AIM OF THE EXERCISE – Pictures aside, quote the whole listing exactly.

DATA EXCERPTS –
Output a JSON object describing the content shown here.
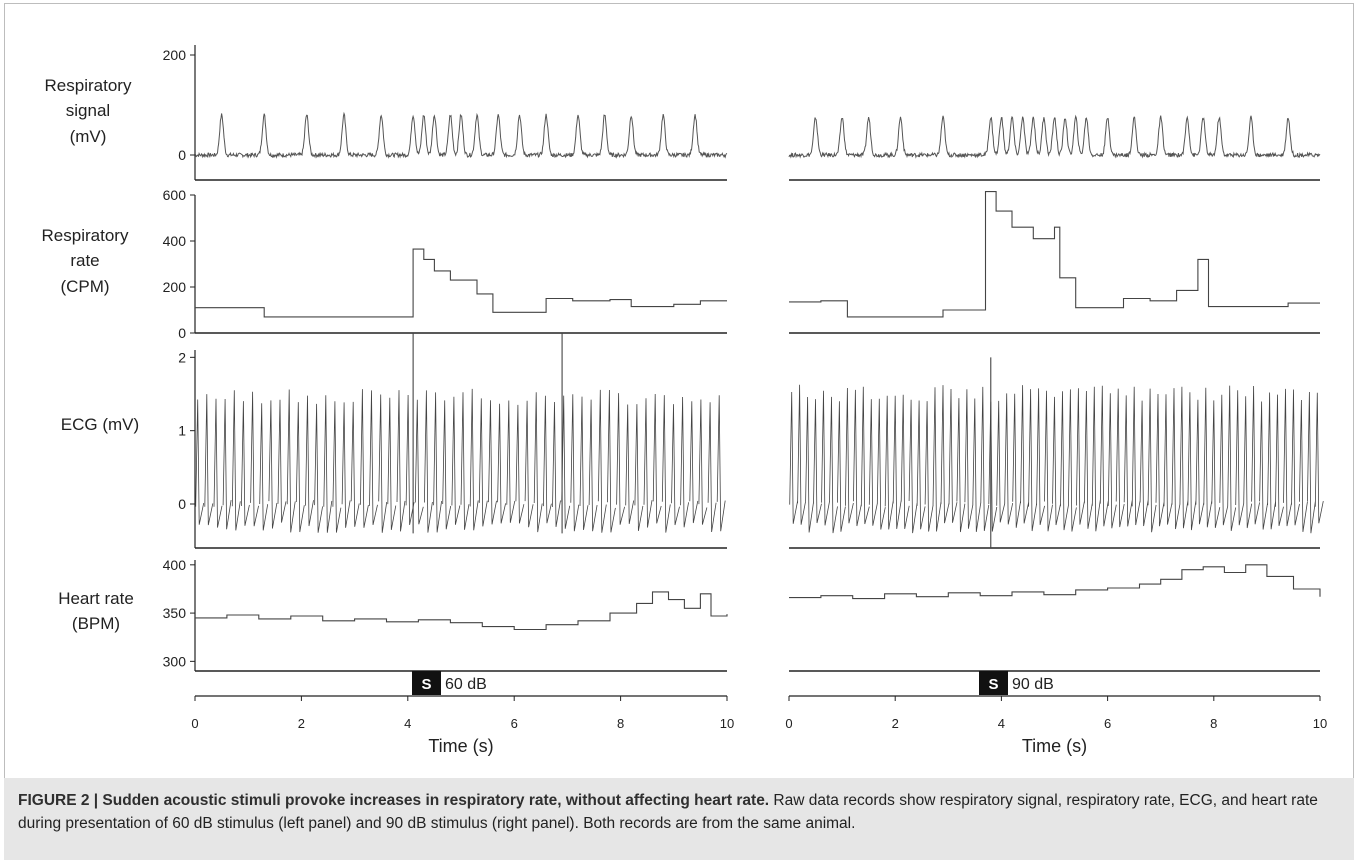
{
  "figure": {
    "caption_title": "FIGURE 2 | Sudden acoustic stimuli provoke increases in respiratory rate, without affecting heart rate.",
    "caption_body": " Raw data records show respiratory signal, respiratory rate, ECG, and heart rate during presentation of 60 dB stimulus (left panel) and 90 dB stimulus (right panel). Both records are from the same animal."
  },
  "row_labels": {
    "resp_signal": [
      "Respiratory",
      "signal",
      "(mV)"
    ],
    "resp_rate": [
      "Respiratory",
      "rate",
      "(CPM)"
    ],
    "ecg": [
      "ECG (mV)"
    ],
    "heart_rate": [
      "Heart rate",
      "(BPM)"
    ]
  },
  "stimulus": {
    "left": {
      "marker": "S",
      "label": "60 dB",
      "time_s": 4.1
    },
    "right": {
      "marker": "S",
      "label": "90 dB",
      "time_s": 3.6
    }
  },
  "chart_data": [
    {
      "type": "line",
      "panel": "left",
      "xlabel": "Time (s)",
      "xlim": [
        0,
        10
      ],
      "x_ticks": [
        "0",
        "2",
        "4",
        "6",
        "8",
        "10"
      ],
      "series": [
        {
          "name": "Respiratory signal",
          "unit": "mV",
          "ylim": [
            -50,
            220
          ],
          "y_ticks": [
            "0",
            "200"
          ],
          "breath_times": [
            0.5,
            1.3,
            2.1,
            2.8,
            3.5,
            4.1,
            4.3,
            4.5,
            4.8,
            5.0,
            5.3,
            5.7,
            6.1,
            6.6,
            7.2,
            7.7,
            8.2,
            8.8,
            9.4
          ],
          "baseline": 0,
          "peak": 80
        },
        {
          "name": "Respiratory rate",
          "unit": "CPM",
          "ylim": [
            0,
            600
          ],
          "y_ticks": [
            "0",
            "200",
            "400",
            "600"
          ],
          "steps": [
            [
              0,
              110
            ],
            [
              0.7,
              110
            ],
            [
              1.3,
              70
            ],
            [
              4.1,
              75
            ],
            [
              4.1,
              365
            ],
            [
              4.3,
              320
            ],
            [
              4.5,
              270
            ],
            [
              4.8,
              230
            ],
            [
              5.3,
              170
            ],
            [
              5.6,
              90
            ],
            [
              6.6,
              150
            ],
            [
              7.1,
              140
            ],
            [
              7.8,
              145
            ],
            [
              8.2,
              115
            ],
            [
              9.0,
              125
            ],
            [
              9.5,
              140
            ],
            [
              10,
              140
            ]
          ]
        },
        {
          "name": "ECG",
          "unit": "mV",
          "ylim": [
            -0.6,
            2.1
          ],
          "y_ticks": [
            "0",
            "1",
            "2"
          ],
          "beat_interval_s": 0.172,
          "r_peak": 1.5,
          "artifacts": [
            4.1,
            6.9
          ]
        },
        {
          "name": "Heart rate",
          "unit": "BPM",
          "ylim": [
            290,
            405
          ],
          "y_ticks": [
            "300",
            "350",
            "400"
          ],
          "steps": [
            [
              0,
              345
            ],
            [
              0.6,
              348
            ],
            [
              1.2,
              344
            ],
            [
              1.8,
              347
            ],
            [
              2.4,
              342
            ],
            [
              3.0,
              344
            ],
            [
              3.6,
              341
            ],
            [
              4.2,
              343
            ],
            [
              4.8,
              340
            ],
            [
              5.4,
              336
            ],
            [
              6.0,
              333
            ],
            [
              6.6,
              338
            ],
            [
              7.2,
              342
            ],
            [
              7.8,
              350
            ],
            [
              8.3,
              360
            ],
            [
              8.6,
              372
            ],
            [
              8.9,
              364
            ],
            [
              9.2,
              355
            ],
            [
              9.5,
              370
            ],
            [
              9.7,
              347
            ],
            [
              10,
              349
            ]
          ]
        }
      ]
    },
    {
      "type": "line",
      "panel": "right",
      "xlabel": "Time (s)",
      "xlim": [
        0,
        10
      ],
      "x_ticks": [
        "0",
        "2",
        "4",
        "6",
        "8",
        "10"
      ],
      "series": [
        {
          "name": "Respiratory signal",
          "unit": "mV",
          "ylim": [
            -50,
            220
          ],
          "y_ticks": [],
          "breath_times": [
            0.5,
            1.0,
            1.5,
            2.1,
            2.9,
            3.8,
            4.0,
            4.2,
            4.4,
            4.6,
            4.8,
            5.0,
            5.2,
            5.4,
            5.6,
            6.0,
            6.5,
            7.0,
            7.5,
            7.8,
            8.1,
            8.7,
            9.4
          ],
          "baseline": 0,
          "peak": 75
        },
        {
          "name": "Respiratory rate",
          "unit": "CPM",
          "ylim": [
            0,
            600
          ],
          "y_ticks": [],
          "steps": [
            [
              0,
              135
            ],
            [
              0.6,
              140
            ],
            [
              1.1,
              70
            ],
            [
              2.9,
              100
            ],
            [
              3.7,
              110
            ],
            [
              3.7,
              615
            ],
            [
              3.9,
              530
            ],
            [
              4.2,
              460
            ],
            [
              4.6,
              410
            ],
            [
              5.0,
              460
            ],
            [
              5.1,
              240
            ],
            [
              5.4,
              110
            ],
            [
              6.3,
              150
            ],
            [
              6.8,
              140
            ],
            [
              7.3,
              185
            ],
            [
              7.7,
              320
            ],
            [
              7.9,
              115
            ],
            [
              8.9,
              115
            ],
            [
              9.4,
              130
            ],
            [
              10,
              130
            ]
          ]
        },
        {
          "name": "ECG",
          "unit": "mV",
          "ylim": [
            -0.6,
            2.1
          ],
          "y_ticks": [],
          "beat_interval_s": 0.15,
          "r_peak": 1.55,
          "artifacts": [
            3.8
          ]
        },
        {
          "name": "Heart rate",
          "unit": "BPM",
          "ylim": [
            290,
            405
          ],
          "y_ticks": [],
          "steps": [
            [
              0,
              366
            ],
            [
              0.6,
              368
            ],
            [
              1.2,
              365
            ],
            [
              1.8,
              370
            ],
            [
              2.4,
              367
            ],
            [
              3.0,
              371
            ],
            [
              3.6,
              368
            ],
            [
              4.2,
              372
            ],
            [
              4.8,
              369
            ],
            [
              5.4,
              374
            ],
            [
              6.0,
              376
            ],
            [
              6.6,
              380
            ],
            [
              7.0,
              385
            ],
            [
              7.4,
              395
            ],
            [
              7.8,
              398
            ],
            [
              8.2,
              392
            ],
            [
              8.6,
              400
            ],
            [
              9.0,
              388
            ],
            [
              9.5,
              375
            ],
            [
              10,
              367
            ]
          ]
        }
      ]
    }
  ]
}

REPLY –
Output a JSON object describing the content shown here.
{
  "figure": {
    "caption_title": "FIGURE 2 | Sudden acoustic stimuli provoke increases in respiratory rate, without affecting heart rate.",
    "caption_body": " Raw data records show respiratory signal, respiratory rate, ECG, and heart rate during presentation of 60 dB stimulus (left panel) and 90 dB stimulus (right panel). Both records are from the same animal."
  },
  "row_labels": {
    "resp_signal": [
      "Respiratory",
      "signal",
      "(mV)"
    ],
    "resp_rate": [
      "Respiratory",
      "rate",
      "(CPM)"
    ],
    "ecg": [
      "ECG (mV)"
    ],
    "heart_rate": [
      "Heart rate",
      "(BPM)"
    ]
  },
  "stimulus": {
    "left": {
      "marker": "S",
      "label": "60 dB",
      "time_s": 4.1
    },
    "right": {
      "marker": "S",
      "label": "90 dB",
      "time_s": 3.6
    }
  },
  "chart_data": [
    {
      "type": "line",
      "panel": "left",
      "xlabel": "Time (s)",
      "xlim": [
        0,
        10
      ],
      "x_ticks": [
        "0",
        "2",
        "4",
        "6",
        "8",
        "10"
      ],
      "series": [
        {
          "name": "Respiratory signal",
          "unit": "mV",
          "ylim": [
            -50,
            220
          ],
          "y_ticks": [
            "0",
            "200"
          ],
          "breath_times": [
            0.5,
            1.3,
            2.1,
            2.8,
            3.5,
            4.1,
            4.3,
            4.5,
            4.8,
            5.0,
            5.3,
            5.7,
            6.1,
            6.6,
            7.2,
            7.7,
            8.2,
            8.8,
            9.4
          ],
          "baseline": 0,
          "peak": 80
        },
        {
          "name": "Respiratory rate",
          "unit": "CPM",
          "ylim": [
            0,
            600
          ],
          "y_ticks": [
            "0",
            "200",
            "400",
            "600"
          ],
          "steps": [
            [
              0,
              110
            ],
            [
              0.7,
              110
            ],
            [
              1.3,
              70
            ],
            [
              4.1,
              75
            ],
            [
              4.1,
              365
            ],
            [
              4.3,
              320
            ],
            [
              4.5,
              270
            ],
            [
              4.8,
              230
            ],
            [
              5.3,
              170
            ],
            [
              5.6,
              90
            ],
            [
              6.6,
              150
            ],
            [
              7.1,
              140
            ],
            [
              7.8,
              145
            ],
            [
              8.2,
              115
            ],
            [
              9.0,
              125
            ],
            [
              9.5,
              140
            ],
            [
              10,
              140
            ]
          ]
        },
        {
          "name": "ECG",
          "unit": "mV",
          "ylim": [
            -0.6,
            2.1
          ],
          "y_ticks": [
            "0",
            "1",
            "2"
          ],
          "beat_interval_s": 0.172,
          "r_peak": 1.5,
          "artifacts": [
            4.1,
            6.9
          ]
        },
        {
          "name": "Heart rate",
          "unit": "BPM",
          "ylim": [
            290,
            405
          ],
          "y_ticks": [
            "300",
            "350",
            "400"
          ],
          "steps": [
            [
              0,
              345
            ],
            [
              0.6,
              348
            ],
            [
              1.2,
              344
            ],
            [
              1.8,
              347
            ],
            [
              2.4,
              342
            ],
            [
              3.0,
              344
            ],
            [
              3.6,
              341
            ],
            [
              4.2,
              343
            ],
            [
              4.8,
              340
            ],
            [
              5.4,
              336
            ],
            [
              6.0,
              333
            ],
            [
              6.6,
              338
            ],
            [
              7.2,
              342
            ],
            [
              7.8,
              350
            ],
            [
              8.3,
              360
            ],
            [
              8.6,
              372
            ],
            [
              8.9,
              364
            ],
            [
              9.2,
              355
            ],
            [
              9.5,
              370
            ],
            [
              9.7,
              347
            ],
            [
              10,
              349
            ]
          ]
        }
      ]
    },
    {
      "type": "line",
      "panel": "right",
      "xlabel": "Time (s)",
      "xlim": [
        0,
        10
      ],
      "x_ticks": [
        "0",
        "2",
        "4",
        "6",
        "8",
        "10"
      ],
      "series": [
        {
          "name": "Respiratory signal",
          "unit": "mV",
          "ylim": [
            -50,
            220
          ],
          "y_ticks": [],
          "breath_times": [
            0.5,
            1.0,
            1.5,
            2.1,
            2.9,
            3.8,
            4.0,
            4.2,
            4.4,
            4.6,
            4.8,
            5.0,
            5.2,
            5.4,
            5.6,
            6.0,
            6.5,
            7.0,
            7.5,
            7.8,
            8.1,
            8.7,
            9.4
          ],
          "baseline": 0,
          "peak": 75
        },
        {
          "name": "Respiratory rate",
          "unit": "CPM",
          "ylim": [
            0,
            600
          ],
          "y_ticks": [],
          "steps": [
            [
              0,
              135
            ],
            [
              0.6,
              140
            ],
            [
              1.1,
              70
            ],
            [
              2.9,
              100
            ],
            [
              3.7,
              110
            ],
            [
              3.7,
              615
            ],
            [
              3.9,
              530
            ],
            [
              4.2,
              460
            ],
            [
              4.6,
              410
            ],
            [
              5.0,
              460
            ],
            [
              5.1,
              240
            ],
            [
              5.4,
              110
            ],
            [
              6.3,
              150
            ],
            [
              6.8,
              140
            ],
            [
              7.3,
              185
            ],
            [
              7.7,
              320
            ],
            [
              7.9,
              115
            ],
            [
              8.9,
              115
            ],
            [
              9.4,
              130
            ],
            [
              10,
              130
            ]
          ]
        },
        {
          "name": "ECG",
          "unit": "mV",
          "ylim": [
            -0.6,
            2.1
          ],
          "y_ticks": [],
          "beat_interval_s": 0.15,
          "r_peak": 1.55,
          "artifacts": [
            3.8
          ]
        },
        {
          "name": "Heart rate",
          "unit": "BPM",
          "ylim": [
            290,
            405
          ],
          "y_ticks": [],
          "steps": [
            [
              0,
              366
            ],
            [
              0.6,
              368
            ],
            [
              1.2,
              365
            ],
            [
              1.8,
              370
            ],
            [
              2.4,
              367
            ],
            [
              3.0,
              371
            ],
            [
              3.6,
              368
            ],
            [
              4.2,
              372
            ],
            [
              4.8,
              369
            ],
            [
              5.4,
              374
            ],
            [
              6.0,
              376
            ],
            [
              6.6,
              380
            ],
            [
              7.0,
              385
            ],
            [
              7.4,
              395
            ],
            [
              7.8,
              398
            ],
            [
              8.2,
              392
            ],
            [
              8.6,
              400
            ],
            [
              9.0,
              388
            ],
            [
              9.5,
              375
            ],
            [
              10,
              367
            ]
          ]
        }
      ]
    }
  ]
}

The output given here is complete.